Required work: Across the entries, how many lines have the string "name" in them? Reply with only a number.

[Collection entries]
▬▬▬▬▬▬▬▬▬▬

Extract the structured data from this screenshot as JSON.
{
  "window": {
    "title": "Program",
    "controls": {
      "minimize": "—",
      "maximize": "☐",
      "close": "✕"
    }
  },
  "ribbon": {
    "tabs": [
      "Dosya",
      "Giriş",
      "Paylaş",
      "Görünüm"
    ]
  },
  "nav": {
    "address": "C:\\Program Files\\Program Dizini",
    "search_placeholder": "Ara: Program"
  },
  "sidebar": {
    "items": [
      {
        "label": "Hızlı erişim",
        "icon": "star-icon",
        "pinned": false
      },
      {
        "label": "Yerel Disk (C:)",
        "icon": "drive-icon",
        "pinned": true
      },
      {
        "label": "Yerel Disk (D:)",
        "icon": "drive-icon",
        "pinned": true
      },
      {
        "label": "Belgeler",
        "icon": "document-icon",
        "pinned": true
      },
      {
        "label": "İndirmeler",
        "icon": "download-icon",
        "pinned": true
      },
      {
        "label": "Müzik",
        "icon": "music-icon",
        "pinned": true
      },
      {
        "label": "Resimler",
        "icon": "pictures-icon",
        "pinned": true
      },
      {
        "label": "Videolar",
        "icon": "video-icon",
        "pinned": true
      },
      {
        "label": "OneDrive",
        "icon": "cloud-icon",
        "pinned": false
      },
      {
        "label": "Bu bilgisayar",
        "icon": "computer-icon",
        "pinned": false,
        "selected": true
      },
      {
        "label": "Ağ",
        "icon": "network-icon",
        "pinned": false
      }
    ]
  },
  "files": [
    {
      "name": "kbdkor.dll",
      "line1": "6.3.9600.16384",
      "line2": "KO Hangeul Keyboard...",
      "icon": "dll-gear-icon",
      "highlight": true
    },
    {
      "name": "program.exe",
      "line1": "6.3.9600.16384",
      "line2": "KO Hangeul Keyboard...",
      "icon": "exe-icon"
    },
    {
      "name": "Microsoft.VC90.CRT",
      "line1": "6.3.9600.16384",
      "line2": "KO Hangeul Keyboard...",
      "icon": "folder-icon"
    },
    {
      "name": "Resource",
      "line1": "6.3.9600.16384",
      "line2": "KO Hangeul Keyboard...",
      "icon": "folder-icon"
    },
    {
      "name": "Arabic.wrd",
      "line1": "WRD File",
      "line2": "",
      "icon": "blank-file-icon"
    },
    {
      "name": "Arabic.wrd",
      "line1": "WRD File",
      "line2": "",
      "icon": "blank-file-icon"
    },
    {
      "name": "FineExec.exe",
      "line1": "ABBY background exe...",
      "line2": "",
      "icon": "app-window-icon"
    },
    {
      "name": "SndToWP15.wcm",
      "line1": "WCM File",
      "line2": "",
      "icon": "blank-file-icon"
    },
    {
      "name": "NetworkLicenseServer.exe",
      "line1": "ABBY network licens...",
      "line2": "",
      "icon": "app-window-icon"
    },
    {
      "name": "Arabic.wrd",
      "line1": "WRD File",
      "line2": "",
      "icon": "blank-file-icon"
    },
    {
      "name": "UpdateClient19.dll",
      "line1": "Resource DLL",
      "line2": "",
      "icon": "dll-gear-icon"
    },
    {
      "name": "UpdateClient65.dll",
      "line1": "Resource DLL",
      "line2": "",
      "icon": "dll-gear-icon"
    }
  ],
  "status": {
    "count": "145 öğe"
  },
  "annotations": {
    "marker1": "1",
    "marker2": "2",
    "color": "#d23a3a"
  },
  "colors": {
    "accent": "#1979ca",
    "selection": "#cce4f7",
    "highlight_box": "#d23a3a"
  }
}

▬▬▬▬▬▬▬▬▬▬

Result of the task: 12